Provided records —
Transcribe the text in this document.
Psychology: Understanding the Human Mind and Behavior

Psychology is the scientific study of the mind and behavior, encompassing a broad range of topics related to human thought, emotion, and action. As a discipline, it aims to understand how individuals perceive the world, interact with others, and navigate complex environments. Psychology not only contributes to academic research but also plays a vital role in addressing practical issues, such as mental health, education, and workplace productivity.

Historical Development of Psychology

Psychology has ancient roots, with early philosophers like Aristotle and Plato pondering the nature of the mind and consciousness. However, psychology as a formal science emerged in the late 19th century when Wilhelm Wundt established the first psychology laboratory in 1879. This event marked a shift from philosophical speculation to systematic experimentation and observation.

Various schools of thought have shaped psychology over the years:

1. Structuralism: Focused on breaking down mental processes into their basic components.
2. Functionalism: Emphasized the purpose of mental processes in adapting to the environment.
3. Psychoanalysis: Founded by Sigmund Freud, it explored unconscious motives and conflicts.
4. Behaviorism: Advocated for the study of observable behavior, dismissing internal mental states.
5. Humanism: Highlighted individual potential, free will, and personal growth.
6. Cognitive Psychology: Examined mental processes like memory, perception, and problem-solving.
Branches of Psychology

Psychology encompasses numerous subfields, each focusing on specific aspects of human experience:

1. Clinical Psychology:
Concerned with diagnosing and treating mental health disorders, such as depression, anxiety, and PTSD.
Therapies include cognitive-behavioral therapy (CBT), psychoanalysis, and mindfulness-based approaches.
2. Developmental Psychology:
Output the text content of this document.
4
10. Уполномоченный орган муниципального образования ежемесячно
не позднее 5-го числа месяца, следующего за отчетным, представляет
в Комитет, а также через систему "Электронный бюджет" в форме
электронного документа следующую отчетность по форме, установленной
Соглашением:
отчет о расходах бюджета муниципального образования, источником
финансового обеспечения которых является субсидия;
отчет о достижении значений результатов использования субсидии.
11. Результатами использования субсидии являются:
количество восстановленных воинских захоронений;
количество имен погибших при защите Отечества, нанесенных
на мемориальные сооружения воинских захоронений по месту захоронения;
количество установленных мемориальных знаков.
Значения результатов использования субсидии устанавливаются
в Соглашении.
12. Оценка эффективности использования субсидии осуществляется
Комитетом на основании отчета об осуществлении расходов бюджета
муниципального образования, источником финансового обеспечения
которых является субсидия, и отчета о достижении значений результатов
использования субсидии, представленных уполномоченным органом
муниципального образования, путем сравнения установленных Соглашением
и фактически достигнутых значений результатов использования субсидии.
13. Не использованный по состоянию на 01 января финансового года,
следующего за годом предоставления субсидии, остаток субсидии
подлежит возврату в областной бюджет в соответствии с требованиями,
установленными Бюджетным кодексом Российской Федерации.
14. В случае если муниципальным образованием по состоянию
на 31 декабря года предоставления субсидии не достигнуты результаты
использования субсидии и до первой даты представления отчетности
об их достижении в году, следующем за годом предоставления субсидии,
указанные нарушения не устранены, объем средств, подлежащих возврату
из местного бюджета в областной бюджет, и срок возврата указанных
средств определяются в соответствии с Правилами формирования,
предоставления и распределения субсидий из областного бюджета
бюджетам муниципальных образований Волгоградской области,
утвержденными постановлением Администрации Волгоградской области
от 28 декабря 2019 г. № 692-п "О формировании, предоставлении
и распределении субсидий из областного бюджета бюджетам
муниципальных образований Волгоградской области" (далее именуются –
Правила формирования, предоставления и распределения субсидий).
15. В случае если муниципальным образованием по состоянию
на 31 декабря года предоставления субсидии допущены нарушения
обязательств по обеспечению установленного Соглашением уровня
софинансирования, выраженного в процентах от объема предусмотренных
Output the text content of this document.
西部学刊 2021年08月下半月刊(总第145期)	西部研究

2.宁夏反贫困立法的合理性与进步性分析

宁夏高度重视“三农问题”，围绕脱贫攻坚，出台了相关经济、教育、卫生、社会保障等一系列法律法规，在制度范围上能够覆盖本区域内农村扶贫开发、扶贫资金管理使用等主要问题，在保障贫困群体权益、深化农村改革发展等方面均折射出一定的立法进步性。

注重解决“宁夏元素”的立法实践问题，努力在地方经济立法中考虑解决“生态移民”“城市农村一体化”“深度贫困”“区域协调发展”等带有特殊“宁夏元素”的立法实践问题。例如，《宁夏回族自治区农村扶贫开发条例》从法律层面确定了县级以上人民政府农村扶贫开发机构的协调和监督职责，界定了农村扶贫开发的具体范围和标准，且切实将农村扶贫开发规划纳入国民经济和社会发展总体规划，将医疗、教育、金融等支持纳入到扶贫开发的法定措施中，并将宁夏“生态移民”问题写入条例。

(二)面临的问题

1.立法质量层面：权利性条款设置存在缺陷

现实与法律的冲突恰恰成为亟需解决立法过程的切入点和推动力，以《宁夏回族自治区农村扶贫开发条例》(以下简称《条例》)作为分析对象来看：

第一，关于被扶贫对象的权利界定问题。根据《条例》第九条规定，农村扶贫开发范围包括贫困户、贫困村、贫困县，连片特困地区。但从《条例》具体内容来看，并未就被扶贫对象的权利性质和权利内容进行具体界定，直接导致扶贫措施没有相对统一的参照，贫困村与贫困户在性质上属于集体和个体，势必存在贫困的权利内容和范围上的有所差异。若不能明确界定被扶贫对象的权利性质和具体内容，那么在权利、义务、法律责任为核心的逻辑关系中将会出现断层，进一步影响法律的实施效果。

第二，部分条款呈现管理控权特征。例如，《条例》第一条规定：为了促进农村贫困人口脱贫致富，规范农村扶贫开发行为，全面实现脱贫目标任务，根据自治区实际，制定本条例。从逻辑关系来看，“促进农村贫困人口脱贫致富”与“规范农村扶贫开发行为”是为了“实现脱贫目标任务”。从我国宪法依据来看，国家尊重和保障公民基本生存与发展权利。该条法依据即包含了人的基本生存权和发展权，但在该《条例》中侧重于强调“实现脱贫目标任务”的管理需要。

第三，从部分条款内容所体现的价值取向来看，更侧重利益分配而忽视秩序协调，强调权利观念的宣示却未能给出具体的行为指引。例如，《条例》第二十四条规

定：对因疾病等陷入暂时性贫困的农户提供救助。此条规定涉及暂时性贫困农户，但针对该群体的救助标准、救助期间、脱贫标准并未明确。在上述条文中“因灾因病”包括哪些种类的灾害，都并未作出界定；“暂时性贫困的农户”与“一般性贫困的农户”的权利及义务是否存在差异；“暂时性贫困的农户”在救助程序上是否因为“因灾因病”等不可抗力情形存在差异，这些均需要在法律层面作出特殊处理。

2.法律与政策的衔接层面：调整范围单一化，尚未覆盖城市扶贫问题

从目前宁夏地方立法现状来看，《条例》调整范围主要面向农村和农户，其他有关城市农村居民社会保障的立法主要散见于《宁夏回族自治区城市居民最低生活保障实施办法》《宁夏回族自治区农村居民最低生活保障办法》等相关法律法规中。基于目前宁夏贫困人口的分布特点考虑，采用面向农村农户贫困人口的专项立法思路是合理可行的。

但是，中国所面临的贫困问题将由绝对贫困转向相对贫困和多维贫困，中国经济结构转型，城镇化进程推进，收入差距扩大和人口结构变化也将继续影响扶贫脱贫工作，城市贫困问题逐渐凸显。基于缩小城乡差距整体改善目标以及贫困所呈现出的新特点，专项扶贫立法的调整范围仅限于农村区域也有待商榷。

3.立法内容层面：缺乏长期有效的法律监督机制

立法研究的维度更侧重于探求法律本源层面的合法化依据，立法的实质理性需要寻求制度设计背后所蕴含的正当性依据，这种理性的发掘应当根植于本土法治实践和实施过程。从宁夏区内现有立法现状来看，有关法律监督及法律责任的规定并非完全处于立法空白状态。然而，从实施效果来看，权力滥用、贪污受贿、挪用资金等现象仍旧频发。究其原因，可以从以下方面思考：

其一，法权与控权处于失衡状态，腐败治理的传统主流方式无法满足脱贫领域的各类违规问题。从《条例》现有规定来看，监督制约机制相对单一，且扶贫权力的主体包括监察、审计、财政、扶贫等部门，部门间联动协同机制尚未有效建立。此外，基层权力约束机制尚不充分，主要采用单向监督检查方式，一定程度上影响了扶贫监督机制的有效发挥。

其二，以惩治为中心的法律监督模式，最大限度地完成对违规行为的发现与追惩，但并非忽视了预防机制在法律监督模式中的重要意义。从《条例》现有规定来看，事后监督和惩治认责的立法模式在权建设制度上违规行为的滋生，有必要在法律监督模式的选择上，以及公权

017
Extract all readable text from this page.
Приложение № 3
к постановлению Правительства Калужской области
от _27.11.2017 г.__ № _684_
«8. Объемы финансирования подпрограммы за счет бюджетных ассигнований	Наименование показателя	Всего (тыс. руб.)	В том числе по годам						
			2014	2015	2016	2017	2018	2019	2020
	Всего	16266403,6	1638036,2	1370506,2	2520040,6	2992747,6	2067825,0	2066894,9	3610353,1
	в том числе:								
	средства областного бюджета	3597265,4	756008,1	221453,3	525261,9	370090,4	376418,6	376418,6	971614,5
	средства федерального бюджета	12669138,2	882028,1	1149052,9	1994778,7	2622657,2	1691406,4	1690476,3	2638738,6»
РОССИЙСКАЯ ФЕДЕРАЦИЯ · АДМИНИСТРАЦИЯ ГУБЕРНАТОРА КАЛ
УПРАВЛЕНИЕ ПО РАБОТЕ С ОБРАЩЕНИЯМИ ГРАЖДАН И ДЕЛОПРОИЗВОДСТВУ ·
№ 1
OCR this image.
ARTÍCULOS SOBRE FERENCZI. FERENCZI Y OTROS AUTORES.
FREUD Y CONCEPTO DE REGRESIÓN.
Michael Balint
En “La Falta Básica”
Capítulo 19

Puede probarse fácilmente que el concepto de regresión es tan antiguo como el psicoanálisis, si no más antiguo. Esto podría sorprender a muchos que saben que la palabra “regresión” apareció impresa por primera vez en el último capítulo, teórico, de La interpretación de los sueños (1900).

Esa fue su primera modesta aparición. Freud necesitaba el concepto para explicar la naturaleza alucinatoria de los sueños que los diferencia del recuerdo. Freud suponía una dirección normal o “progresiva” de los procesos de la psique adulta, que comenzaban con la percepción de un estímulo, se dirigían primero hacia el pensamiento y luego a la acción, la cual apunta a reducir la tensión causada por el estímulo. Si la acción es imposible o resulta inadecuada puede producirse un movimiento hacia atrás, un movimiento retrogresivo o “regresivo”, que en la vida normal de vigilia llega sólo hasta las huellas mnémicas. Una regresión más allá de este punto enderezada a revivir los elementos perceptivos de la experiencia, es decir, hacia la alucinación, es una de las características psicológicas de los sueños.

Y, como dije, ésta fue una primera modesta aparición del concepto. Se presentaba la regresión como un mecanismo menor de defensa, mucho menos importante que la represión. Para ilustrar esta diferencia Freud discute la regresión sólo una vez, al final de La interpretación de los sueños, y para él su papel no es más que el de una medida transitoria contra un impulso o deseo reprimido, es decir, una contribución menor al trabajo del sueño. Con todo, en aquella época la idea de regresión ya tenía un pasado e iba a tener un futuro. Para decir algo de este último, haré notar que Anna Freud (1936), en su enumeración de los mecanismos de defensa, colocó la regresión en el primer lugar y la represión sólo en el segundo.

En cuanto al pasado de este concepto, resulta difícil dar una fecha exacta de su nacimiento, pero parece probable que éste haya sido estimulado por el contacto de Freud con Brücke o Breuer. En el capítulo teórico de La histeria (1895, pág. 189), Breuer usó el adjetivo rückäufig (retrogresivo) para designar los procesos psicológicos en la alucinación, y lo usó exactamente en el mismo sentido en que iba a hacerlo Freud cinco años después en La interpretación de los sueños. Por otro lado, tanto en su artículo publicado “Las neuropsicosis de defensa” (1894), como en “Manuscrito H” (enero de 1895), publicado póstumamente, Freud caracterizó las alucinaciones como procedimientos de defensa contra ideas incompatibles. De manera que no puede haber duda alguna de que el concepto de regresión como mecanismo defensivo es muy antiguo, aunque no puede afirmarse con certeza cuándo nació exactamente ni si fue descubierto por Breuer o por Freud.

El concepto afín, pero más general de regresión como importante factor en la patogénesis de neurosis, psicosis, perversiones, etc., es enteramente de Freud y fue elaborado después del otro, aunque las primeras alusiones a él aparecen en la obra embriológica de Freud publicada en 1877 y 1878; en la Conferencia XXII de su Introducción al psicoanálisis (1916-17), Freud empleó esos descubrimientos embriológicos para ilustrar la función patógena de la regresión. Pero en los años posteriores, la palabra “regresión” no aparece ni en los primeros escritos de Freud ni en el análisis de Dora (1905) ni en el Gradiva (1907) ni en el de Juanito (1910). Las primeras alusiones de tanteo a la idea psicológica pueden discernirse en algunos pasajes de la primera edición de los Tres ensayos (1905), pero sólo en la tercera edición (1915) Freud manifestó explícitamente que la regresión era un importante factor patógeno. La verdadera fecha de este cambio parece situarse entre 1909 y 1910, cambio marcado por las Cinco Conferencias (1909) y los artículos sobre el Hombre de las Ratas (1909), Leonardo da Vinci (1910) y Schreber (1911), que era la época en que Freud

Objective — Say how many lines of the data include the word "количество". Respond with the number alone.

Result for this exercise — 3